* SELECTED TEXT

============

We don’t really know how all parts of the manuscript are connected thematically, but this goes for anyone’s hypothesis. A second manuscript that combines all sections from the VM simply does not exist. So by definition – until the script is understood – we have to enter the realm of hypothesis to explain the selection and connection of its parts.
One possible way the plants connect to New Jerusalem is if we take into account the “return to Eden” interpretation that was on the rise in the 15th century. This is one of the reasons why I included references to the Angers tapestry and the Ghent Altarpiece. Art historians have identified over 70 different species of flowers, herbs and trees in Van Eyck’s painting. So one possibility is that the VM also wanted to draw plants in this context, but also wanted to infuse them with additional meanings.
As to why the imagery is obscured, this is of course the big question. One thing we mustn’t forget is that the VM’s text is obscured as well, so there is no reason to expect that the imagery speaks plainly. The manuscript that perhaps most resembles this aspect of the VM is the Rohonc codex, which appears to be about Christian themes. We also don’t know why its text is obscured and its imagery unconventional. (Although the Rohonc is later than the VM and apparently of more dubious authenticity, so I’m not sure how strong this argument is).

============

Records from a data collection
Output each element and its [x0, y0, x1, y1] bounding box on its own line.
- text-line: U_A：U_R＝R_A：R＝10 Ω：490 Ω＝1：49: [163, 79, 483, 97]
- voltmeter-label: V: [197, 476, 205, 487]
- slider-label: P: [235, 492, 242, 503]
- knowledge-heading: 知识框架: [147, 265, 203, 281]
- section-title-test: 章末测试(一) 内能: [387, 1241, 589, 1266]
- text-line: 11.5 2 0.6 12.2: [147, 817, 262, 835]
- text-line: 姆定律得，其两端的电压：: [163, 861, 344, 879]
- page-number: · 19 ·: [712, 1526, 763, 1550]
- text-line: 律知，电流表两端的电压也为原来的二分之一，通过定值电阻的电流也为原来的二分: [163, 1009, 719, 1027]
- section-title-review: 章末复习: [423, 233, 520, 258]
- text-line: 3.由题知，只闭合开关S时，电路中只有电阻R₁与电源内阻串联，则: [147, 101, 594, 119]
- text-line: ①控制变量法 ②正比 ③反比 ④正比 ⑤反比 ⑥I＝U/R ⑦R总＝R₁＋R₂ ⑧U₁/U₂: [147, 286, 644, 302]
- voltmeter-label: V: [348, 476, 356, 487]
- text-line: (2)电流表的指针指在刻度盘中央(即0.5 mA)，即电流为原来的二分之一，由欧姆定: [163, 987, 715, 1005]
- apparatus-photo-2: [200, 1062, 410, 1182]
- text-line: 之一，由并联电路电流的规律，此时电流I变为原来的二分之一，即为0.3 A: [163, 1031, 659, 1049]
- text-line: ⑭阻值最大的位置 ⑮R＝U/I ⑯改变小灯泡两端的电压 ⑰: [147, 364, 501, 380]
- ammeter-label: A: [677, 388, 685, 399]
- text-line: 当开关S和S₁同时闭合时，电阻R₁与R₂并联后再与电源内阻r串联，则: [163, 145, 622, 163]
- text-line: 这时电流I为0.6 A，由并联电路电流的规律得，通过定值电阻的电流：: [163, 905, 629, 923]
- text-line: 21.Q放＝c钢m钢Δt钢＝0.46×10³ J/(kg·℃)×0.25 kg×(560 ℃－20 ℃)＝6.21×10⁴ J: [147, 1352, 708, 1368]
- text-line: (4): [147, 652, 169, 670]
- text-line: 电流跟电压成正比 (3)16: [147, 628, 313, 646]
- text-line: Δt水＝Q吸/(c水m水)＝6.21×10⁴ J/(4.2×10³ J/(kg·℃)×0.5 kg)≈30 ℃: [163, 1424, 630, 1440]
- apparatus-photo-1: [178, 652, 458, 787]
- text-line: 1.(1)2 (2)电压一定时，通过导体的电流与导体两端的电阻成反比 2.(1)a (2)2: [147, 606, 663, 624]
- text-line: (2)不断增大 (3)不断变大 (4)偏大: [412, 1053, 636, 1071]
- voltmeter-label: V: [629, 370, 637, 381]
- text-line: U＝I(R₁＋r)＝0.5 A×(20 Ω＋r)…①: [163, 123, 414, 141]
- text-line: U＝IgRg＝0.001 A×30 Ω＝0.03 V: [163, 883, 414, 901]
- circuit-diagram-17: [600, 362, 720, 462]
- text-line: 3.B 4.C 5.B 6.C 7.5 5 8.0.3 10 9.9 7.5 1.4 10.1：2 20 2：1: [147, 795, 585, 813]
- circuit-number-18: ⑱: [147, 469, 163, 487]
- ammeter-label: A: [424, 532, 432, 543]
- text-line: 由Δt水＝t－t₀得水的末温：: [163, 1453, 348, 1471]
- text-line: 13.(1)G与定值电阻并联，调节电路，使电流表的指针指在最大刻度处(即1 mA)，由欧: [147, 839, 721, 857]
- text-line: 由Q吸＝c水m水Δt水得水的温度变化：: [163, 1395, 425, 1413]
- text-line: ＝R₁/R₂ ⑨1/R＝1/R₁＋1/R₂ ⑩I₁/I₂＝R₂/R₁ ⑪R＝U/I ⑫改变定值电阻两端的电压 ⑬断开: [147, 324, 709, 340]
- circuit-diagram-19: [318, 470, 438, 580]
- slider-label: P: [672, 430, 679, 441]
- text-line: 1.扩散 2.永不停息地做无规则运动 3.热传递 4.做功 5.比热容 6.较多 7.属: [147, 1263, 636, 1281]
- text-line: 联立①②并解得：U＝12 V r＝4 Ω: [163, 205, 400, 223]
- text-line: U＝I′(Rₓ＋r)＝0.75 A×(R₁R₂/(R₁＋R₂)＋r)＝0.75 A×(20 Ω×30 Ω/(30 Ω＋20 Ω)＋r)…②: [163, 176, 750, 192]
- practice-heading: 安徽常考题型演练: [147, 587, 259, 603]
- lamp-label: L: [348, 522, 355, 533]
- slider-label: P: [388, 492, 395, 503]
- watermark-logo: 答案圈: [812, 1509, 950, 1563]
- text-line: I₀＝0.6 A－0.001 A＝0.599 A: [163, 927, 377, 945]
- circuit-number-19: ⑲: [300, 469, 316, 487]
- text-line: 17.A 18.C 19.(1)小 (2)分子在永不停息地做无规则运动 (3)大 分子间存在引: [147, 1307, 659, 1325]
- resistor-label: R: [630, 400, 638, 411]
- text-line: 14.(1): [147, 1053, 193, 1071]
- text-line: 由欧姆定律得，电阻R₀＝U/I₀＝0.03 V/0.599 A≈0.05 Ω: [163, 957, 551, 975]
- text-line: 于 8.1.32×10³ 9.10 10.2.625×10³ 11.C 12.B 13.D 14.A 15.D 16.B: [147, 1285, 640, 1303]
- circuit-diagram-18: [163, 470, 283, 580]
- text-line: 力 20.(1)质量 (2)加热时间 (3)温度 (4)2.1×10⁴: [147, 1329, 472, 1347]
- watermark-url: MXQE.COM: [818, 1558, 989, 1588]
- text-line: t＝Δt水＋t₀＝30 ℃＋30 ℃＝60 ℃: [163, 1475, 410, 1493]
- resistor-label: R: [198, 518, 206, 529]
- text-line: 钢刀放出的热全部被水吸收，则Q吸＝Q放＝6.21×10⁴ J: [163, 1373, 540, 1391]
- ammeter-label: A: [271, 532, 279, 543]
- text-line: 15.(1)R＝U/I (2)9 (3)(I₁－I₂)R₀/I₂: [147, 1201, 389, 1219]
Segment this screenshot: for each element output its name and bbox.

============

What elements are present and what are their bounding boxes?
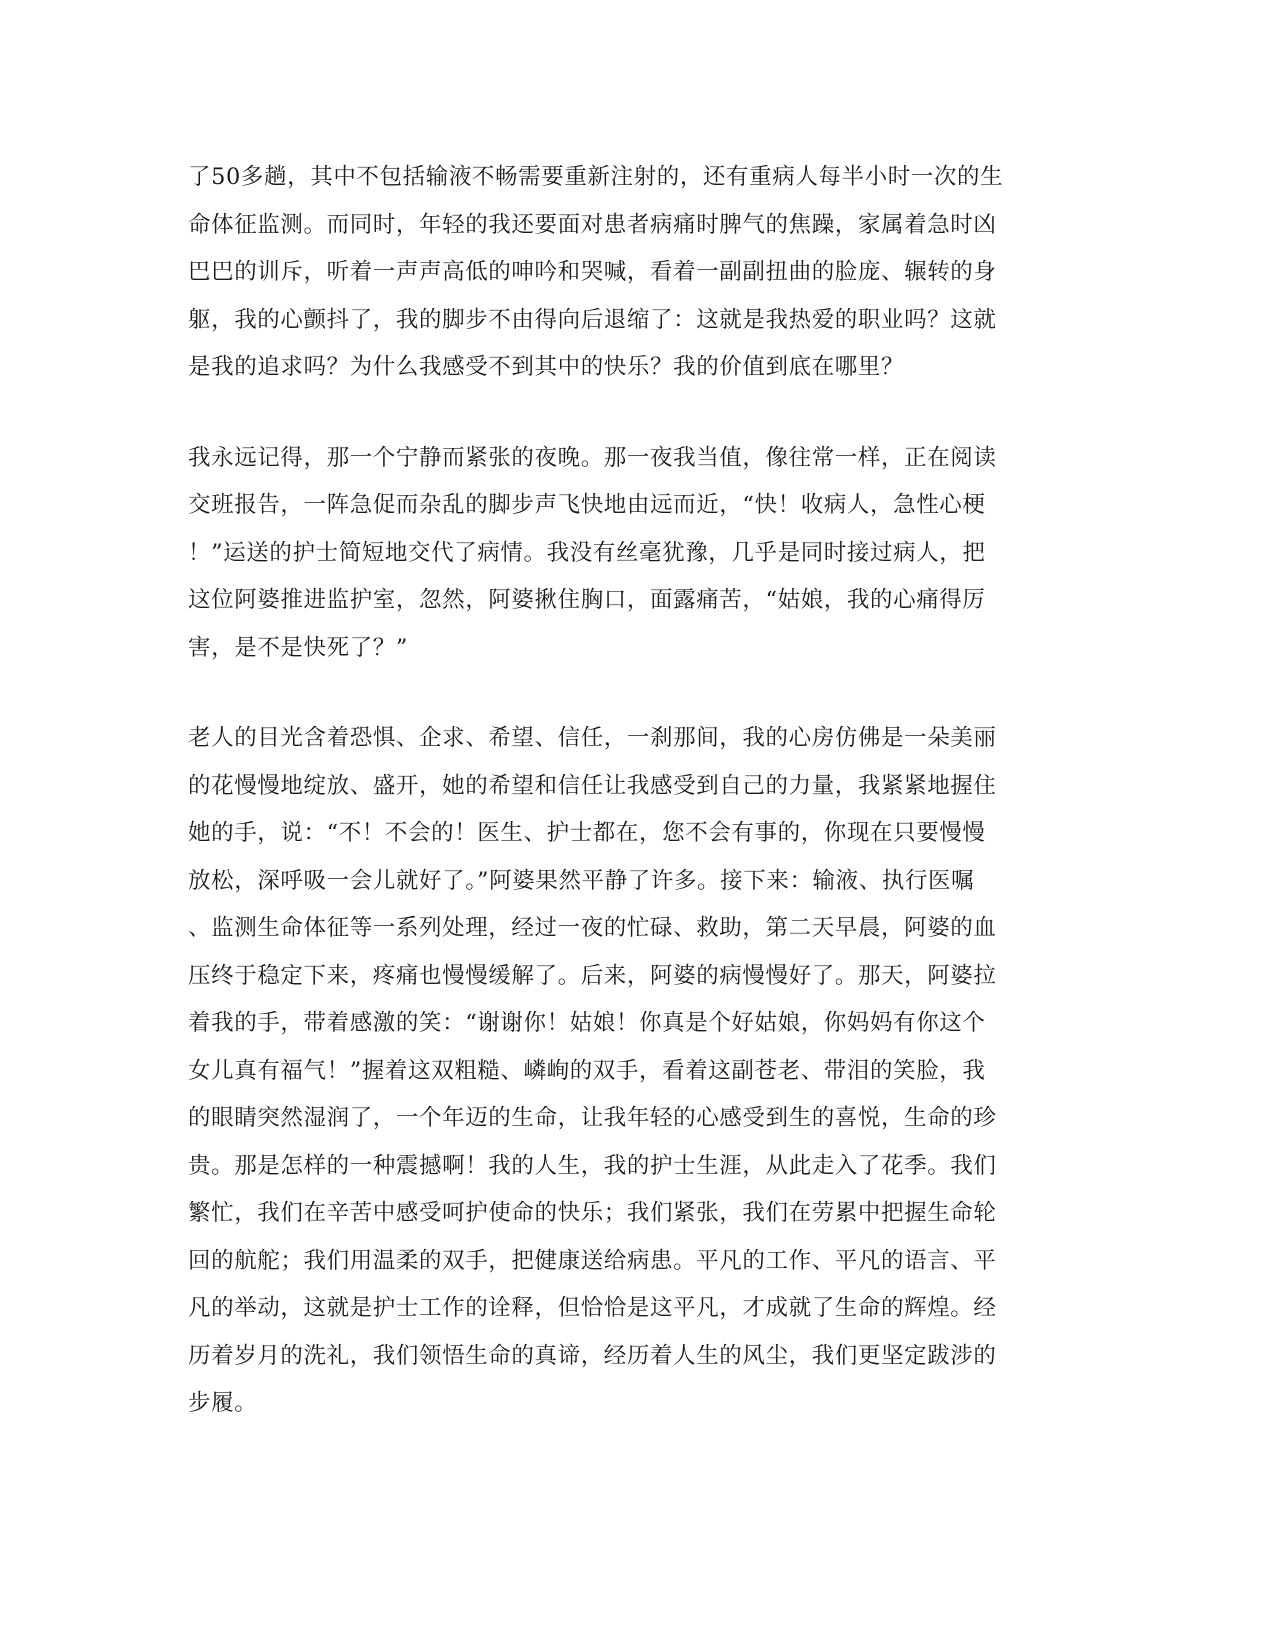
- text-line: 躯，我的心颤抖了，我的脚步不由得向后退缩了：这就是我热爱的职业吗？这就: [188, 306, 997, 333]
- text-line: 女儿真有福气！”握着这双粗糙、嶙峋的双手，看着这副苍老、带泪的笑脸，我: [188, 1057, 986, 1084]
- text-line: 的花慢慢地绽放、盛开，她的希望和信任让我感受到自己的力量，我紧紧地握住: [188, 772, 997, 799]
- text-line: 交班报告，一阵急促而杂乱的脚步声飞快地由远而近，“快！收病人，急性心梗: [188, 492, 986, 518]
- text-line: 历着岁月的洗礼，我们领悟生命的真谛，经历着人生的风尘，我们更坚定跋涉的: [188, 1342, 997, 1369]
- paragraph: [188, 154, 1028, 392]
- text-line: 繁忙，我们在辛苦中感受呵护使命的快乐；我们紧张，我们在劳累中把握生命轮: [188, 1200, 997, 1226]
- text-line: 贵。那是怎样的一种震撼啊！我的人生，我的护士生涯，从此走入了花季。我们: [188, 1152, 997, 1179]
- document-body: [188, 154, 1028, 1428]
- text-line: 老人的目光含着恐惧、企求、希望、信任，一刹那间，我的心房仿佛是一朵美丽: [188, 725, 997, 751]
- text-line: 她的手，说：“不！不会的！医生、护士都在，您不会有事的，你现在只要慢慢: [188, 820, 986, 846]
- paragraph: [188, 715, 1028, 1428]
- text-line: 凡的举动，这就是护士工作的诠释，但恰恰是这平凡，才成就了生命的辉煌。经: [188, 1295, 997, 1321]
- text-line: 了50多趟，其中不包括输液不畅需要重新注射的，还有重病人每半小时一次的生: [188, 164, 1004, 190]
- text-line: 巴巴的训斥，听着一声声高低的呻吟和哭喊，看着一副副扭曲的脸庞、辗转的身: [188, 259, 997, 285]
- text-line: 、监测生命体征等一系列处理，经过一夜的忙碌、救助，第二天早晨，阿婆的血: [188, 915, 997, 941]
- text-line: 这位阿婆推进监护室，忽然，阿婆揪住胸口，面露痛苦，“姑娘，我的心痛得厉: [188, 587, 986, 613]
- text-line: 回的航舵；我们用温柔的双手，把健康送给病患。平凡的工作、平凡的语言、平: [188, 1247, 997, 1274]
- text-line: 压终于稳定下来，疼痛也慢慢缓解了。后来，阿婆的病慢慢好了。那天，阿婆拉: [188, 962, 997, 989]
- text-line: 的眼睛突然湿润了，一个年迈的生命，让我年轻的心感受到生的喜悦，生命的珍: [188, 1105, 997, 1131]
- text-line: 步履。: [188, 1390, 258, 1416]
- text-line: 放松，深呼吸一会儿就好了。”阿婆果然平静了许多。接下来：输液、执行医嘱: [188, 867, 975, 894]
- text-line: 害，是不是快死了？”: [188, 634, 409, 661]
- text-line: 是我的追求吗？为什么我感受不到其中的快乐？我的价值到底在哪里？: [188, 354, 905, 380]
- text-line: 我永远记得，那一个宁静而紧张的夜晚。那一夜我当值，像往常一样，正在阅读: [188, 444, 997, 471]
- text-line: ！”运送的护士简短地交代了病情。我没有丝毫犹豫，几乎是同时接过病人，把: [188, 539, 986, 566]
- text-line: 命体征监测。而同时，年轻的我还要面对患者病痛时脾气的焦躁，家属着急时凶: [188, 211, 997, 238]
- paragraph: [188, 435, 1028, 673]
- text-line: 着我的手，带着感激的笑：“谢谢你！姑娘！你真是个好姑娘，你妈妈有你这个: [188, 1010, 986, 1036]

============

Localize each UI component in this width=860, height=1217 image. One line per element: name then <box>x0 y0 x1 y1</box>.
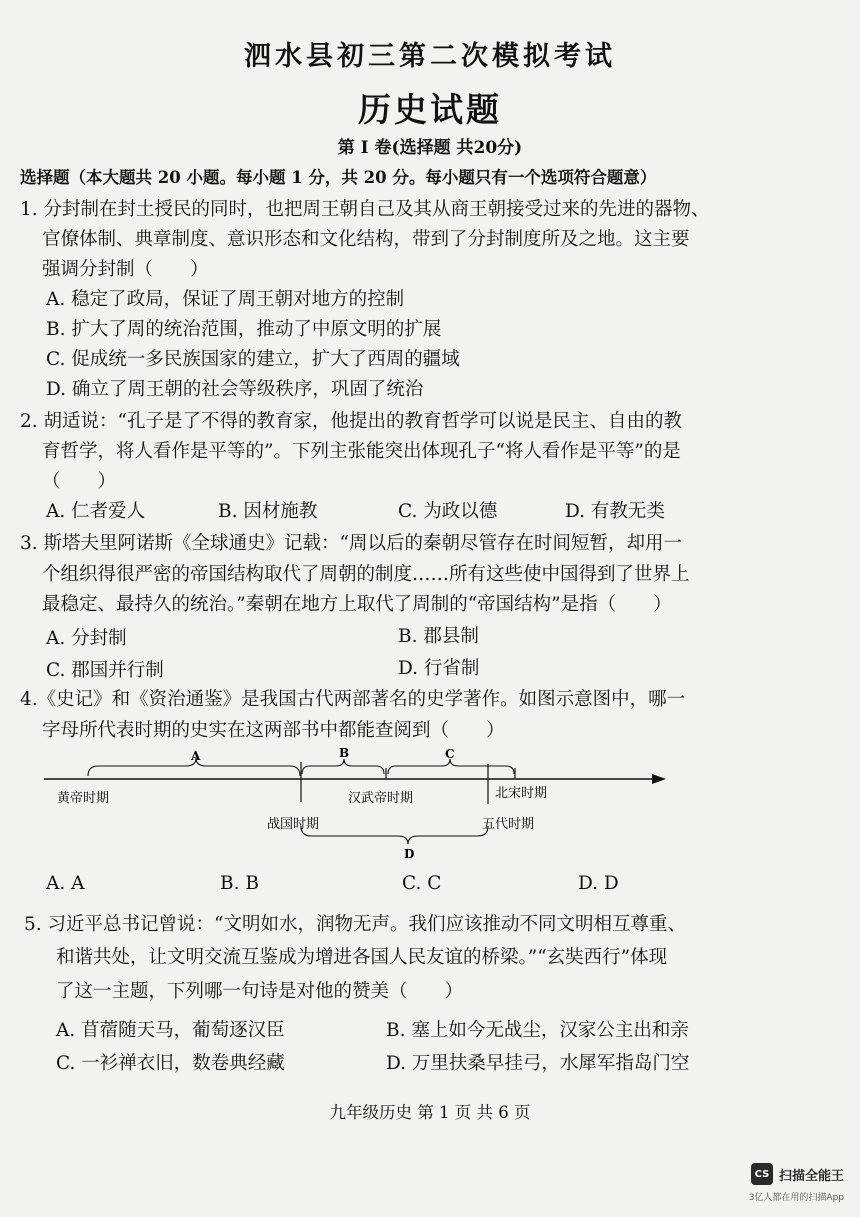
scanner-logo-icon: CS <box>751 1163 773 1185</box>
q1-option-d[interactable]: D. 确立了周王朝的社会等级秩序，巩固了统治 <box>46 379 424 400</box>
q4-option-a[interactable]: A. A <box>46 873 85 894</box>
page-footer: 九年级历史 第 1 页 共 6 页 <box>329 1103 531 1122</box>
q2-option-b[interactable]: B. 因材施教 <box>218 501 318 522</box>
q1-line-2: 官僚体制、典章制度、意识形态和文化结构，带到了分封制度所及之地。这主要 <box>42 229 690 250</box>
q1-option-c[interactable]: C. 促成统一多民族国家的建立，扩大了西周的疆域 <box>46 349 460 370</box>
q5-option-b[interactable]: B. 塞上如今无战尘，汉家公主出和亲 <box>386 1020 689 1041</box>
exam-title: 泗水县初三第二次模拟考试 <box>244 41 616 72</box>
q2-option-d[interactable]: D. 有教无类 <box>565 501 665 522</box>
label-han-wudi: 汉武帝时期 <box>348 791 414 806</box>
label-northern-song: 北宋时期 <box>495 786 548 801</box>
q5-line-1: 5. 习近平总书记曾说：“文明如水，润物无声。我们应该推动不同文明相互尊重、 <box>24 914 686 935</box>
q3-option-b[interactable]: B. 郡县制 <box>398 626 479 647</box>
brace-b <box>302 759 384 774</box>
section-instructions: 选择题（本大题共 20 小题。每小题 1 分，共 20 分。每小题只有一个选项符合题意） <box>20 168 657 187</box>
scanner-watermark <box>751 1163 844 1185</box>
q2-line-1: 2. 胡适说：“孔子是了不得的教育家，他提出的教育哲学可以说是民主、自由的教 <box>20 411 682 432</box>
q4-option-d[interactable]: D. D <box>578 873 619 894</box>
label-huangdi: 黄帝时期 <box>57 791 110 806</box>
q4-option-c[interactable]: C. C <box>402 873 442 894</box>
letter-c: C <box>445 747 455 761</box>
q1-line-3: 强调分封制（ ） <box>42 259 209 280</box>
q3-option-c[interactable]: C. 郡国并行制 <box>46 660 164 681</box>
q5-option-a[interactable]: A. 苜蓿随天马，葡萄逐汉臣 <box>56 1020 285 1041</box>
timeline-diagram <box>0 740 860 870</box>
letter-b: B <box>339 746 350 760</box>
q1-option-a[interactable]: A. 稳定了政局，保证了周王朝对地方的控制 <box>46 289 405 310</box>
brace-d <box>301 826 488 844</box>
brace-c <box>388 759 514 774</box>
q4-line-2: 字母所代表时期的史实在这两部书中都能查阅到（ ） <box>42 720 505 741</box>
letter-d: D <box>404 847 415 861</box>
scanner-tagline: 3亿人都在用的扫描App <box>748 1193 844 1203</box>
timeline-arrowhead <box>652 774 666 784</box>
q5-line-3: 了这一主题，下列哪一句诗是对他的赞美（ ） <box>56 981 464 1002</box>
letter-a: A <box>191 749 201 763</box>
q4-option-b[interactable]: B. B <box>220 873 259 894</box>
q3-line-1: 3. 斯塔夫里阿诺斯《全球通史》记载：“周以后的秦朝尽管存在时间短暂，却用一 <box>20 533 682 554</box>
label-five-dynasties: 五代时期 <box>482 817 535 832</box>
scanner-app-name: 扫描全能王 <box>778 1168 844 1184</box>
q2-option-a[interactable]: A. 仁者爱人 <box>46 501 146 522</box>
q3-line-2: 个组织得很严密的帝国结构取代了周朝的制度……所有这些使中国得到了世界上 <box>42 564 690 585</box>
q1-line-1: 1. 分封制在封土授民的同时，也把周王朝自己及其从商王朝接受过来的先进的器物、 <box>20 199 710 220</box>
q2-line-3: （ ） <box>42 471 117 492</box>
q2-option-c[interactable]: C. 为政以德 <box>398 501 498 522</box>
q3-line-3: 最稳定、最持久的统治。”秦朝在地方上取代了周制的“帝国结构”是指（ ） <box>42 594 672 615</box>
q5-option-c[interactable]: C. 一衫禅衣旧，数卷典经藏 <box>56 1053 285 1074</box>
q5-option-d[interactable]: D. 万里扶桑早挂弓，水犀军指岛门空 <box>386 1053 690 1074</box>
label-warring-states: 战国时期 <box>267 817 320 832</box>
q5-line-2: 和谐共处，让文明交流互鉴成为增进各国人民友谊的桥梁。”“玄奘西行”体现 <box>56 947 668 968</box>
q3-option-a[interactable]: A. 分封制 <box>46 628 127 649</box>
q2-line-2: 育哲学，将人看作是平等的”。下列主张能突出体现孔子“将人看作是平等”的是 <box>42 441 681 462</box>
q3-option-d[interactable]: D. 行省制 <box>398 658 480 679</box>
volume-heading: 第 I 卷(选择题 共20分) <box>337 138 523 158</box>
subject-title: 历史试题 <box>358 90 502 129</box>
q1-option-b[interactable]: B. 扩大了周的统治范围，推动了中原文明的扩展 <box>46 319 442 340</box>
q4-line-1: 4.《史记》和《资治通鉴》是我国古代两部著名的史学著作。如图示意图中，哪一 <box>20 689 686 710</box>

============

* WORK TO DO
1: Reproduce the stretch of the manuscript passage from "We don’t really" through "of its parts.".
2: According to the manuscript passage, how many different species of flowers, herbs and trees have art historians identified in Van Eyck's painting?
The items aren't needed for any of this work.

* EXPECTED RESPONSES
1:
We don’t really know how all parts of the manuscript are connected thematically, but this goes for anyone’s hypothesis. A second manuscript that combines all sections from the VM simply does not exist. So by definition – until the script is understood – we have to enter the realm of hypothesis to explain the selection and connection of its parts.

2: Over 70.